**The problem:** Each line of the data that includes the string "Insertion" is to be copied out.

**Records for the exercise:**

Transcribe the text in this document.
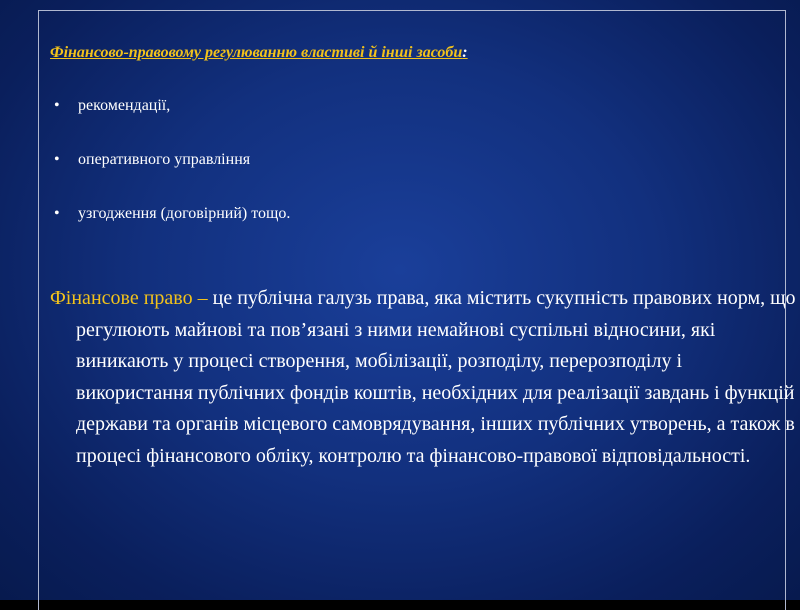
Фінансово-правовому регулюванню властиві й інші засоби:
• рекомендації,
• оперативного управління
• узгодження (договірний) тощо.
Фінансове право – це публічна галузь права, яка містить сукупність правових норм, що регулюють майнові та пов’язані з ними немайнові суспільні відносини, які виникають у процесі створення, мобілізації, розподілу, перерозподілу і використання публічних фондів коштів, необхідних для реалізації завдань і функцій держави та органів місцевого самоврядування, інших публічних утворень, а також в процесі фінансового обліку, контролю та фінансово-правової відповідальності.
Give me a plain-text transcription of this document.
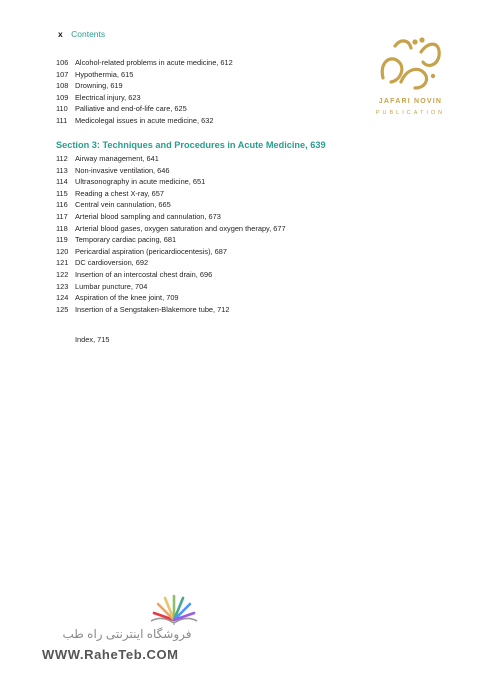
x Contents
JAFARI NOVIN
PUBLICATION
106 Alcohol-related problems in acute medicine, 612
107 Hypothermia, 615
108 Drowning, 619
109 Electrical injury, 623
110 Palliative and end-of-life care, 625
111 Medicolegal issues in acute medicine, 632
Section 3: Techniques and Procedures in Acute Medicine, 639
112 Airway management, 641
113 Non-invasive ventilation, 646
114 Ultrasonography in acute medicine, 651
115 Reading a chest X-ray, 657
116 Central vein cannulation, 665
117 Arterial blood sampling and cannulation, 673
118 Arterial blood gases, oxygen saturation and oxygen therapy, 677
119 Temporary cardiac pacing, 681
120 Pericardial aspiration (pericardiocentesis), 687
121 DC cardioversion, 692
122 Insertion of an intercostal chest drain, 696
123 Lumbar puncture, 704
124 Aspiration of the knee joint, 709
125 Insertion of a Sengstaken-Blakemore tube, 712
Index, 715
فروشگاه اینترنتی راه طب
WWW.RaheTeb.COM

**Output:**
122 Insertion of an intercostal chest drain, 696
125 Insertion of a Sengstaken-Blakemore tube, 712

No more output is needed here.